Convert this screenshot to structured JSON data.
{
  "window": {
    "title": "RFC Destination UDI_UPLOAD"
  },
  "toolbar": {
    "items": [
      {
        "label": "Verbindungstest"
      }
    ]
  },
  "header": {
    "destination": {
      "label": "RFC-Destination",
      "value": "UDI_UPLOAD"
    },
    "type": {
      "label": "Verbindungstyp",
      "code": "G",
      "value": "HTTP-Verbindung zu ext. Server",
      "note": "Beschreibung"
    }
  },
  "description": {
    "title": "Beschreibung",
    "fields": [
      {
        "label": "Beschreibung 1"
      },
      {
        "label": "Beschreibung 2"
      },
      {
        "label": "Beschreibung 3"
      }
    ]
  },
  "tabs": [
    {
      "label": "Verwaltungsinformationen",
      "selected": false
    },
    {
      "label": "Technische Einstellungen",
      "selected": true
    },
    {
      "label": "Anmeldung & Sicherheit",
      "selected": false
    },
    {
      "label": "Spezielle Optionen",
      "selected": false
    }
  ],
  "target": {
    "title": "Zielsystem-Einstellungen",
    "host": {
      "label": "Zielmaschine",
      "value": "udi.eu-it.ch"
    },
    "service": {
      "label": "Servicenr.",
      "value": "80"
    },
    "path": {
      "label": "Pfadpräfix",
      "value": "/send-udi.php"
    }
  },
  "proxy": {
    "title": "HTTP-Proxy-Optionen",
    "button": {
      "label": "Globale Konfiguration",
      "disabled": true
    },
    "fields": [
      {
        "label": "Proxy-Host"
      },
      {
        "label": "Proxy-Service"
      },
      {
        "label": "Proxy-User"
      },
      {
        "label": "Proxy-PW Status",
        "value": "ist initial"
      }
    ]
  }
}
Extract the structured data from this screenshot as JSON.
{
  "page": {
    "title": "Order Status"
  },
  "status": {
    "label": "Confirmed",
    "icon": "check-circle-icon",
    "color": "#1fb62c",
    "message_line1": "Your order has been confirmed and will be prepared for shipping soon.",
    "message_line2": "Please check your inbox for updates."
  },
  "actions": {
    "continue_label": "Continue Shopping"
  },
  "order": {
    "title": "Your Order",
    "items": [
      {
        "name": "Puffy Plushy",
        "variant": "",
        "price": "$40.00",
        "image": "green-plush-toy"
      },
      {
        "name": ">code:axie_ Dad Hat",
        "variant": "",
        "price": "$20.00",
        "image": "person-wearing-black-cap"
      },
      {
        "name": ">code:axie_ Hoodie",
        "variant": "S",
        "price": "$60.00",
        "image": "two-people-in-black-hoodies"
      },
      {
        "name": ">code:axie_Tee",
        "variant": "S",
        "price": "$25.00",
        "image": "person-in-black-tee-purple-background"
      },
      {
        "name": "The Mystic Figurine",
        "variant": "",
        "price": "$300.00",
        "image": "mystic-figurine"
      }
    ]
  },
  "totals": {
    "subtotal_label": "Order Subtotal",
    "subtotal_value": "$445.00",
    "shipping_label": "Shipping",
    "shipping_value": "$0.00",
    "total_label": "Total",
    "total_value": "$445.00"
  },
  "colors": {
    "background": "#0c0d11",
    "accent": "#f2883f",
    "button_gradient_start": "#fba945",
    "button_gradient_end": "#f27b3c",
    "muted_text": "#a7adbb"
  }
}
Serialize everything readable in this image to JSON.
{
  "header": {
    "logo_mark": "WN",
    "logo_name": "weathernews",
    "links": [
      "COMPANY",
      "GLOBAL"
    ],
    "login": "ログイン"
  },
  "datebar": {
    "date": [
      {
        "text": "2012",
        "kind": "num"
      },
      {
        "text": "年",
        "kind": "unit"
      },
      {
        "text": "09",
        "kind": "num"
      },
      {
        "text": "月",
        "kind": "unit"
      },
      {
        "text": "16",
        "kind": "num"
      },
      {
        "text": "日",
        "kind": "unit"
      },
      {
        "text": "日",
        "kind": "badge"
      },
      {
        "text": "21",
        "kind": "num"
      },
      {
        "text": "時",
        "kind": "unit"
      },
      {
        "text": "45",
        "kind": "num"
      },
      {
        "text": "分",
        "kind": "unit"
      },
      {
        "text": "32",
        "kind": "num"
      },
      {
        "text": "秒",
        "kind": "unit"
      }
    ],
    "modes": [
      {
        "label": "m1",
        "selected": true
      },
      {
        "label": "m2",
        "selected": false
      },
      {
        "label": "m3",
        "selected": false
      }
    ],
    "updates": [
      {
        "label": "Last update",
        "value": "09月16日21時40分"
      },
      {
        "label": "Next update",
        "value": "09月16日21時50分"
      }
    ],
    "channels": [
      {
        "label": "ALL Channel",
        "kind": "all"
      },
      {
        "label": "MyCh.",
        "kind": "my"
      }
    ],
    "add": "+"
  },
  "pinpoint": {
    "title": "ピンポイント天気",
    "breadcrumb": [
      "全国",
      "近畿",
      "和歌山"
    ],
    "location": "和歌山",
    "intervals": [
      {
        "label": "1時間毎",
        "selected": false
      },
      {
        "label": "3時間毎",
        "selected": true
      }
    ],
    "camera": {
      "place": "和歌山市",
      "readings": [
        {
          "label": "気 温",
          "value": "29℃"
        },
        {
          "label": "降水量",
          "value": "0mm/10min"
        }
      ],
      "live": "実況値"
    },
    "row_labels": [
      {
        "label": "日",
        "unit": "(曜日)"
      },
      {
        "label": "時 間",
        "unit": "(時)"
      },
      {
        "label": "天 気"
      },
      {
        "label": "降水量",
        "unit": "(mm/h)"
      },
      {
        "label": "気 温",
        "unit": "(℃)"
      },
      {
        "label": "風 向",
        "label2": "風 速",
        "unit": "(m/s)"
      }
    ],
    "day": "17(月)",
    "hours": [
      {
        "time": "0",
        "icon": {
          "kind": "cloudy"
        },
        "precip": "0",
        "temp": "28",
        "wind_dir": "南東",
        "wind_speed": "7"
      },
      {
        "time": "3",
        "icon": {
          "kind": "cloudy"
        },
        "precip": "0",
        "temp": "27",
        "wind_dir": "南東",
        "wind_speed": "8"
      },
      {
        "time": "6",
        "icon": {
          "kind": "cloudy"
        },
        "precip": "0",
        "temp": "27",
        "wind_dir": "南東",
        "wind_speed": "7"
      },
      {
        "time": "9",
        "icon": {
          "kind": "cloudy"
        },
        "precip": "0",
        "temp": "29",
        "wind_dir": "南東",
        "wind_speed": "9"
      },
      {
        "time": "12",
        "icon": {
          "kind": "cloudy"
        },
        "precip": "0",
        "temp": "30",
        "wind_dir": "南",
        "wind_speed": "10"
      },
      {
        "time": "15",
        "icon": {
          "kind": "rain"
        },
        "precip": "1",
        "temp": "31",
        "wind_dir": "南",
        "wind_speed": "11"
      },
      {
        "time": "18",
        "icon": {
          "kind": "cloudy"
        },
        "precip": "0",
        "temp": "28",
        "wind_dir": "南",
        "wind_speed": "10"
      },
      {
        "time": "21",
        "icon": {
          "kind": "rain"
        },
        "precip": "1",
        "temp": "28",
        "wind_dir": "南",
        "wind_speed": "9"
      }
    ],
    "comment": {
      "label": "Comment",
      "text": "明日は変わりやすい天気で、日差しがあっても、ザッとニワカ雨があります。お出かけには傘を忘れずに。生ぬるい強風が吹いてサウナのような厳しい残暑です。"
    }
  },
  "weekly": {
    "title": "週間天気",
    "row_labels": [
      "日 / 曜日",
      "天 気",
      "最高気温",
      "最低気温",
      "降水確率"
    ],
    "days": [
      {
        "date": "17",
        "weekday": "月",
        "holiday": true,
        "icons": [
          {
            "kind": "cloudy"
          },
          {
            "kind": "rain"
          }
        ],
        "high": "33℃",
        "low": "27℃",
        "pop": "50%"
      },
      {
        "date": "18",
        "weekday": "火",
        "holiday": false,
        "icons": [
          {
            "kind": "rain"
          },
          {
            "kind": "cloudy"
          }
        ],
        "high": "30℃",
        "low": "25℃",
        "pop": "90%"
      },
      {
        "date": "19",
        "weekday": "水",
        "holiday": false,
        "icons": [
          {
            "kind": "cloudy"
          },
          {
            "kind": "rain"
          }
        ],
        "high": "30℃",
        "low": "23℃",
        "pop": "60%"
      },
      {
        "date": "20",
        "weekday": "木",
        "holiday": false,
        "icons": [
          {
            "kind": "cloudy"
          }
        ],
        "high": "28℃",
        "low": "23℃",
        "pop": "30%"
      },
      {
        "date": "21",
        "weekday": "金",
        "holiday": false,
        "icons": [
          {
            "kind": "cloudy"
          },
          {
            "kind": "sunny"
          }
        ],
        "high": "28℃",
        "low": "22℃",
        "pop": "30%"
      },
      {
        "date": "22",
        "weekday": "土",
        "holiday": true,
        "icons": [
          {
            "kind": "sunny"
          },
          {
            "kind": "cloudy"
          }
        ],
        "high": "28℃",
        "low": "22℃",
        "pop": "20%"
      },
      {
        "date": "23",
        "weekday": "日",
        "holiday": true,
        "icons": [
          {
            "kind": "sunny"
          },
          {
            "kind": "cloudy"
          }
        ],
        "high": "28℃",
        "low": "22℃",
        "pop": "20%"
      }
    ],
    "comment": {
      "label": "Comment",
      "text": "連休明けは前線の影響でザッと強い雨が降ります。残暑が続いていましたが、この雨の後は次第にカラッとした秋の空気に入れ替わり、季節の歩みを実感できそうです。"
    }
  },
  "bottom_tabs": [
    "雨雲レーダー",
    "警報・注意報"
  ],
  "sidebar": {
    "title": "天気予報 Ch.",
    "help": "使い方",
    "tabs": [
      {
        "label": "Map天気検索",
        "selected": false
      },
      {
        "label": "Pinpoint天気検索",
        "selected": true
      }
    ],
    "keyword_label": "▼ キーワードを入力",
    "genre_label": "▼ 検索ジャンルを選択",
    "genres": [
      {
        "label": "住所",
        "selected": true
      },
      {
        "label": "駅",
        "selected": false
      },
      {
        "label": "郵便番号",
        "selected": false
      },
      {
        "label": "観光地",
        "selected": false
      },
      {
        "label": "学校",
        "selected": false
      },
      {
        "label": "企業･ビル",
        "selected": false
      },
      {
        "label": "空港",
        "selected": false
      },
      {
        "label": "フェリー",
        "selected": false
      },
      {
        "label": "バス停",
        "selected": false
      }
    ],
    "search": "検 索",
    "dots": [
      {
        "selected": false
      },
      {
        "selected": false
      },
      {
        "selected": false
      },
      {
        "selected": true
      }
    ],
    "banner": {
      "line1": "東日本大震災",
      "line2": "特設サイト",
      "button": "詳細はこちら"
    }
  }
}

---*---

Problem description → Gather every line from the entries above where the word "updates" appears, and copy them.

Solution below →
    "message_line2": "Please check your inbox for updates."
    "updates": [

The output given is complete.